(Stored data)
>> Start

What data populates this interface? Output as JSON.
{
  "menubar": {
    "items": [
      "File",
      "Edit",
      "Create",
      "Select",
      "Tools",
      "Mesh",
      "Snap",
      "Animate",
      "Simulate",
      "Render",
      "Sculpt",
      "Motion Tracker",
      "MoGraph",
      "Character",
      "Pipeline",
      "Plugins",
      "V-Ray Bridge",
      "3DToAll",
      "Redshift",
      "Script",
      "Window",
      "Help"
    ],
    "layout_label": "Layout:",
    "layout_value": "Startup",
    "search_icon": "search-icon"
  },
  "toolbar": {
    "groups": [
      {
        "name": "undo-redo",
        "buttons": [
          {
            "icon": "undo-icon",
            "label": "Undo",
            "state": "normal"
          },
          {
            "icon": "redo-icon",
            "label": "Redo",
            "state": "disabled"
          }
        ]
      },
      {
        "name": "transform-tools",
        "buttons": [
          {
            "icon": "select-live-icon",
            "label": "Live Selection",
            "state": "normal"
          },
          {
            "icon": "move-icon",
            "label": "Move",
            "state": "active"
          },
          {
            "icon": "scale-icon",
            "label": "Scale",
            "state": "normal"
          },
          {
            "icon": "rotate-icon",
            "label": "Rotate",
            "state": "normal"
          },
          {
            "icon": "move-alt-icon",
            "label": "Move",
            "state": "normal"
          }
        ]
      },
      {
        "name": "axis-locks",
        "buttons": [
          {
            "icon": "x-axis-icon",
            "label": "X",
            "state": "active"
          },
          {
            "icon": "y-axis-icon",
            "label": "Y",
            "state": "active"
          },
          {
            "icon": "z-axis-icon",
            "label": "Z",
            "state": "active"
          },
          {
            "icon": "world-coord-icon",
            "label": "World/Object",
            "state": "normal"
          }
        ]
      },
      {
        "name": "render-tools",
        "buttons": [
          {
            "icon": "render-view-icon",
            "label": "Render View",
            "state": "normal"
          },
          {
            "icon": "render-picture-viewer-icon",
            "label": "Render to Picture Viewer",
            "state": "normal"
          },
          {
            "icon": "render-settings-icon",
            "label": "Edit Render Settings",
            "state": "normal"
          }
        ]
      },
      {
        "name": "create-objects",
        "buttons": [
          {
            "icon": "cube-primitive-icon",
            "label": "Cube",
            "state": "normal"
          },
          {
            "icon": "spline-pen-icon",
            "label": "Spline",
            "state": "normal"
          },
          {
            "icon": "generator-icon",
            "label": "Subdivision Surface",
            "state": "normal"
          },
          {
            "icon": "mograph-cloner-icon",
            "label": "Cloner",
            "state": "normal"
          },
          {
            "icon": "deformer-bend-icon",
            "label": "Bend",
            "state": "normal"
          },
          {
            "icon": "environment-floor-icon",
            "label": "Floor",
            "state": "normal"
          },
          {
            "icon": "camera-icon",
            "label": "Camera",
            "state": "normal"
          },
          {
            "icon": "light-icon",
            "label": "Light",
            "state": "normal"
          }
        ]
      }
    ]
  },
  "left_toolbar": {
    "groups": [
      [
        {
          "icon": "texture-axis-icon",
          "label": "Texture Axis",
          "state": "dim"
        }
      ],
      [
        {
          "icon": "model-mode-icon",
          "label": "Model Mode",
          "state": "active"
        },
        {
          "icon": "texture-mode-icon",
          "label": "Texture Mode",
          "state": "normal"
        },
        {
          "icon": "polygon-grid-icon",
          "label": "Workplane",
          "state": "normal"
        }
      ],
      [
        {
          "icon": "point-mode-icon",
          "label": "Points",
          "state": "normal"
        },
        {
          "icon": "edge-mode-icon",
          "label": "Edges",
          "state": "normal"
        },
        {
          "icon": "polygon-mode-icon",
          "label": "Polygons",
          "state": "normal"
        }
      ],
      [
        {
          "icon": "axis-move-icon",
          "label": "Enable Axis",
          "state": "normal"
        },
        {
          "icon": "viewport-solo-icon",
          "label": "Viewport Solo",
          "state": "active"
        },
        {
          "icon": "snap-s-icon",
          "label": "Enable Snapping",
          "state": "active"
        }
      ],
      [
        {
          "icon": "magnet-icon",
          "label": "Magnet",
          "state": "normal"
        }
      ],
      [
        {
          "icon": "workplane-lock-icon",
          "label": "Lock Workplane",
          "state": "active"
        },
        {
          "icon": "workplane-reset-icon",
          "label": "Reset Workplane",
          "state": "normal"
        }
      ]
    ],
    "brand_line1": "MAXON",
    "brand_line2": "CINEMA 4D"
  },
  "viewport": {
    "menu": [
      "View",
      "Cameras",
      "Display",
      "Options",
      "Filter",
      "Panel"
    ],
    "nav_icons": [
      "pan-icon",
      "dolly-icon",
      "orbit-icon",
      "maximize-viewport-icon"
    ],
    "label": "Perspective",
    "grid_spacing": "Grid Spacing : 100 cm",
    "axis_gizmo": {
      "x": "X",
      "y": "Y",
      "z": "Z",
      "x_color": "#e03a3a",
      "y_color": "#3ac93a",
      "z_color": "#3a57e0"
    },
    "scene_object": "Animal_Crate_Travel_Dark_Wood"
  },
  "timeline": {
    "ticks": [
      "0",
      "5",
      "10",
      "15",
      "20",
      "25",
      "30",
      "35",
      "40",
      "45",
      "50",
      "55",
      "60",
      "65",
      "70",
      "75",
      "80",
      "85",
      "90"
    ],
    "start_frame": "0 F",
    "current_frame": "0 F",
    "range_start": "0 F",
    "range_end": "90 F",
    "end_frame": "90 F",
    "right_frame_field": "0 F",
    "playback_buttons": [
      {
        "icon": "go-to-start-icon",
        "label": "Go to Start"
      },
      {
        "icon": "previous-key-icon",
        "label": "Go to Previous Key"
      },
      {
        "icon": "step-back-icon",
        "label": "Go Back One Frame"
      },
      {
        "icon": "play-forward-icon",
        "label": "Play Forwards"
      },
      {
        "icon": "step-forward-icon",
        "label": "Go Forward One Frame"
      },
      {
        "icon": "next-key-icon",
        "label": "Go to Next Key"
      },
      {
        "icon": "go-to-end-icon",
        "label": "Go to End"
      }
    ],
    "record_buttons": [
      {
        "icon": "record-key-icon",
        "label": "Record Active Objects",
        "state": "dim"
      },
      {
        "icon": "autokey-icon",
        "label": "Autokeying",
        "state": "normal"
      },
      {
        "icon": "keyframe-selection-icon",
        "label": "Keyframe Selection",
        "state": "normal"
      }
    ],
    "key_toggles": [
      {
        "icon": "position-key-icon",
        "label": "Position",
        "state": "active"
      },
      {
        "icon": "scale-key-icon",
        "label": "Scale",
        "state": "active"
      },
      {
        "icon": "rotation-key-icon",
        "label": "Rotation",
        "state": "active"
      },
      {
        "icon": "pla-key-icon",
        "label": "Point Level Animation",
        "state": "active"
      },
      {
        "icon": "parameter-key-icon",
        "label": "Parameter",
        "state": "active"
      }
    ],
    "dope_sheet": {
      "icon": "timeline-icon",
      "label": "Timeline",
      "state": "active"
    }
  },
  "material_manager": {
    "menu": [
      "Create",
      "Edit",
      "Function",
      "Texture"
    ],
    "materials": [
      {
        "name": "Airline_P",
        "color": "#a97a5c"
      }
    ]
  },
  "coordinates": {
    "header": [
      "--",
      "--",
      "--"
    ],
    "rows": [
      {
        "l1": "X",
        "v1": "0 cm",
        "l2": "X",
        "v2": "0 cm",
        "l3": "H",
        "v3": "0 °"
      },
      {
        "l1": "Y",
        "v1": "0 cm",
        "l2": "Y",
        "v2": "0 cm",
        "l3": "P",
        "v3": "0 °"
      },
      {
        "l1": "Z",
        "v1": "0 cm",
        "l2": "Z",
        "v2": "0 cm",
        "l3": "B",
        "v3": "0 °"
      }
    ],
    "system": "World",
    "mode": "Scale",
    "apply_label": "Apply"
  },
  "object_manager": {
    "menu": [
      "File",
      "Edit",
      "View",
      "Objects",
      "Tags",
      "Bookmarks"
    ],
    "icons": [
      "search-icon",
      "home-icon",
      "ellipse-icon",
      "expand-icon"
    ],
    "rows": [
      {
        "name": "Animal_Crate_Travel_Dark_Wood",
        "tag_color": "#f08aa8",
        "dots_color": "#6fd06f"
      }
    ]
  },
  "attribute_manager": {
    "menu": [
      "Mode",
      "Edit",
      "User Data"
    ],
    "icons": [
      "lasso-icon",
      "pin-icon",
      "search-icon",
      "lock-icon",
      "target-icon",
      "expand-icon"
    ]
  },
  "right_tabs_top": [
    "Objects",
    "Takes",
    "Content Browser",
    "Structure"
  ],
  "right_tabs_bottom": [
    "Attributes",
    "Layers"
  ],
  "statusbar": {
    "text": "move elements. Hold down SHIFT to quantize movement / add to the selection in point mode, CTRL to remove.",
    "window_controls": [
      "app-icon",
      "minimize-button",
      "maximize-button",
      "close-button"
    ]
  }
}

>> End

Problem to work on: Gather each line from the entries above that includes the word "maximize".

The solution:
      "maximize-viewport-icon"
      "maximize-button",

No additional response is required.